### Problem details
Examine the records and identify each line that includes the string "спин". Copy those lines.

[begin Task input]

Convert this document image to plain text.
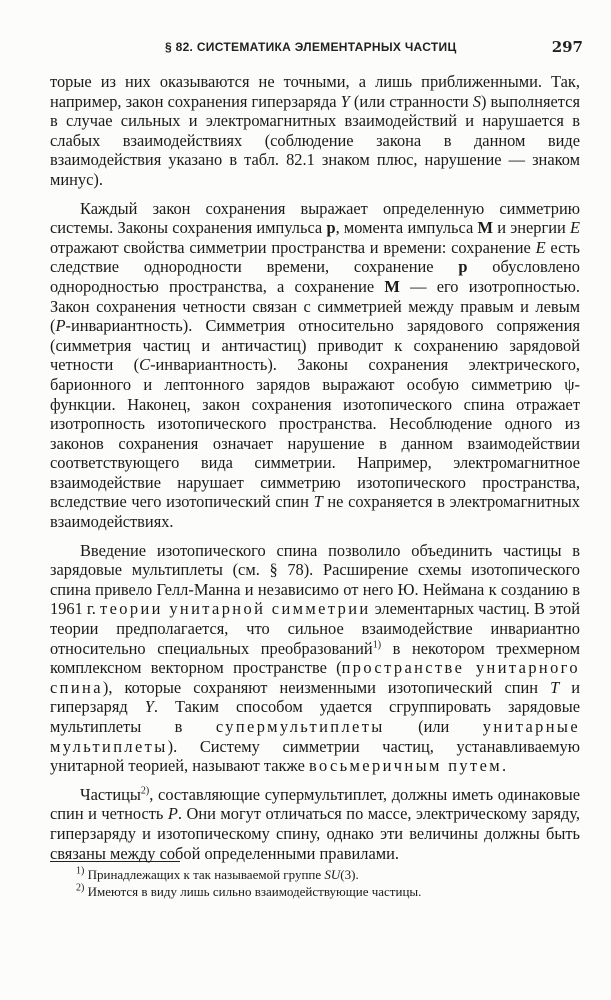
§ 82. СИСТЕМАТИКА ЭЛЕМЕНТАРНЫХ ЧАСТИЦ	297

торые из них оказываются не точными, а лишь приближенными. Так, например, закон сохранения гиперзаряда Y (или странности S) выполняется в случае сильных и электромагнитных взаимодействий и нарушается в слабых взаимодействиях (соблюдение закона в данном виде взаимодействия указано в табл. 82.1 знаком плюс, нарушение — знаком минус).

Каждый закон сохранения выражает определенную симметрию системы. Законы сохранения импульса p, момента импульса M и энергии E отражают свойства симметрии пространства и времени: сохранение E есть следствие однородности времени, сохранение p обусловлено однородностью пространства, а сохранение M — его изотропностью. Закон сохранения четности связан с симметрией между правым и левым (P-инвариантность). Симметрия относительно зарядового сопряжения (симметрия частиц и античастиц) приводит к сохранению зарядовой четности (C-инвариантность). Законы сохранения электрического, барионного и лептонного зарядов выражают особую симметрию ψ-функции. Наконец, закон сохранения изотопического спина отражает изотропность изотопического пространства. Несоблюдение одного из законов сохранения означает нарушение в данном взаимодействии соответствующего вида симметрии. Например, электромагнитное взаимодействие нарушает симметрию изотопического пространства, вследствие чего изотопический спин T не сохраняется в электромагнитных взаимодействиях.

Введение изотопического спина позволило объединить частицы в зарядовые мультиплеты (см. § 78). Расширение схемы изотопического спина привело Гелл-Манна и независимо от него Ю. Неймана к созданию в 1961 г. теории унитарной симметрии элементарных частиц. В этой теории предполагается, что сильное взаимодействие инвариантно относительно специальных преобразований$^{1)}$ в некотором трехмерном комплексном векторном пространстве (пространстве унитарного спина), которые сохраняют неизменными изотопический спин T и гиперзаряд Y. Таким способом удается сгруппировать зарядовые мультиплеты в супермультиплеты (или унитарные мультиплеты). Систему симметрии частиц, устанавливаемую унитарной теорией, называют также восьмеричным путем.

Частицы$^{2)}$, составляющие супермультиплет, должны иметь одинаковые спин и четность P. Они могут отличаться по массе, электрическому заряду, гиперзаряду и изотопическому спину, однако эти величины должны быть связаны между собой определенными правилами.

$^{1)}$ Принадлежащих к так называемой группе SU(3).
$^{2)}$ Имеются в виду лишь сильно взаимодействующие частицы.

[end Task input]

### Answer to the exercise
Каждый закон сохранения выражает определенную симметрию системы. Законы сохранения импульса p, момента импульса M и энергии E отражают свойства симметрии пространства и времени: сохранение E есть следствие однородности времени, сохранение p обусловлено однородностью пространства, а сохранение M — его изотропностью. Закон сохранения четности связан с симметрией между правым и левым (P-инвариантность). Симметрия относительно зарядового сопряжения (симметрия частиц и античастиц) приводит к сохранению зарядовой четности (C-инвариантность). Законы сохранения электрического, барионного и лептонного зарядов выражают особую симметрию ψ-функции. Наконец, закон сохранения изотопического спина отражает изотропность изотопического пространства. Несоблюдение одного из законов сохранения означает нарушение в данном взаимодействии соответствующего вида симметрии. Например, электромагнитное взаимодействие нарушает симметрию изотопического пространства, вследствие чего изотопический спин T не сохраняется в электромагнитных взаимодействиях.
Введение изотопического спина позволило объединить частицы в зарядовые мультиплеты (см. § 78). Расширение схемы изотопического спина привело Гелл-Манна и независимо от него Ю. Неймана к созданию в 1961 г. теории унитарной симметрии элементарных частиц. В этой теории предполагается, что сильное взаимодействие инвариантно относительно специальных преобразований$^{1)}$ в некотором трехмерном комплексном векторном пространстве (пространстве унитарного спина), которые сохраняют неизменными изотопический спин T и гиперзаряд Y. Таким способом удается сгруппировать зарядовые мультиплеты в супермультиплеты (или унитарные мультиплеты). Систему симметрии частиц, устанавливаемую унитарной теорией, называют также восьмеричным путем.
Частицы$^{2)}$, составляющие супермультиплет, должны иметь одинаковые спин и четность P. Они могут отличаться по массе, электрическому заряду, гиперзаряду и изотопическому спину, однако эти величины должны быть связаны между собой определенными правилами.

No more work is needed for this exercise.